EXERCISE GOAL – Show every line containing "tree" by copying it.

MATERIAL –

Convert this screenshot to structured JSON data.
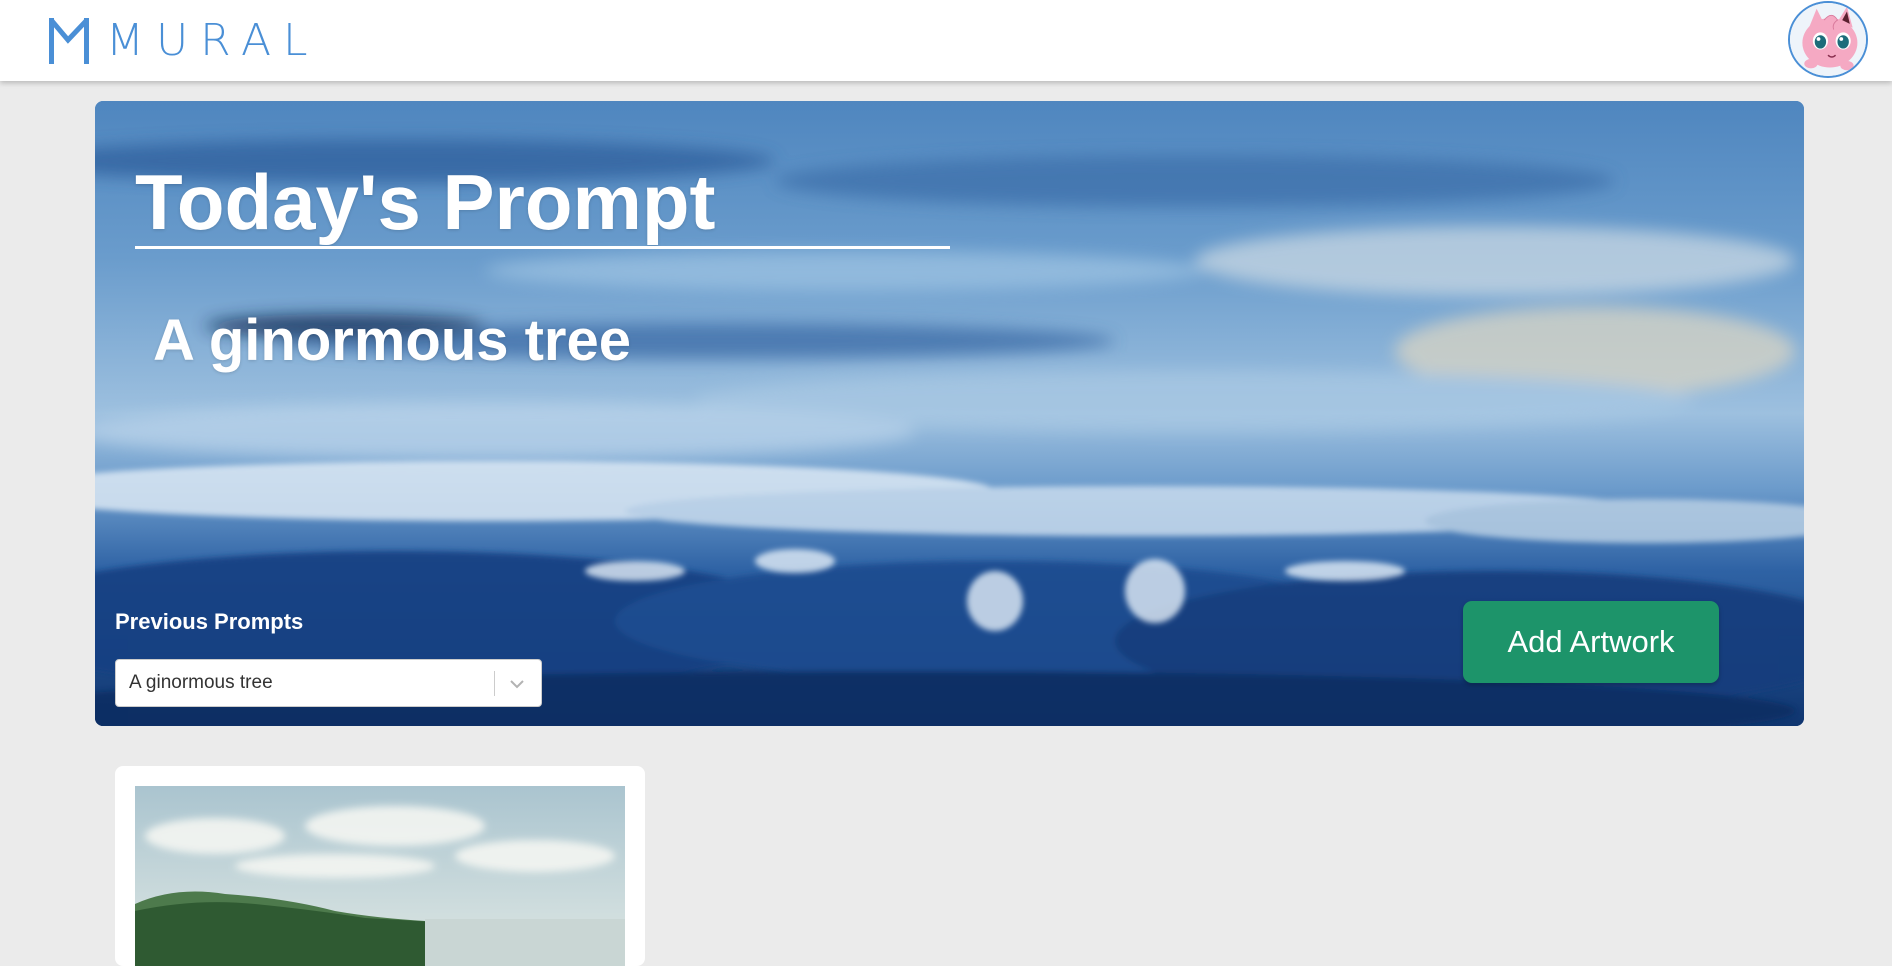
{
  "header": {
    "logo_text": "MURAL",
    "logo_icon": "mural-logo-icon",
    "avatar_icon": "user-avatar-icon"
  },
  "hero": {
    "title": "Today's Prompt",
    "prompt": "A ginormous tree",
    "previous_label": "Previous Prompts",
    "previous_selected": "A ginormous tree",
    "add_button": "Add Artwork"
  },
  "gallery": {
    "cards": [
      {
        "image": "landscape-artwork-image"
      }
    ]
  },
  "colors": {
    "brand": "#4a8fd6",
    "accent_button": "#1d946a",
    "page_bg": "#ebebeb"
  }
}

EXPECTED ANSWER –
    "prompt": "A ginormous tree",
    "previous_selected": "A ginormous tree",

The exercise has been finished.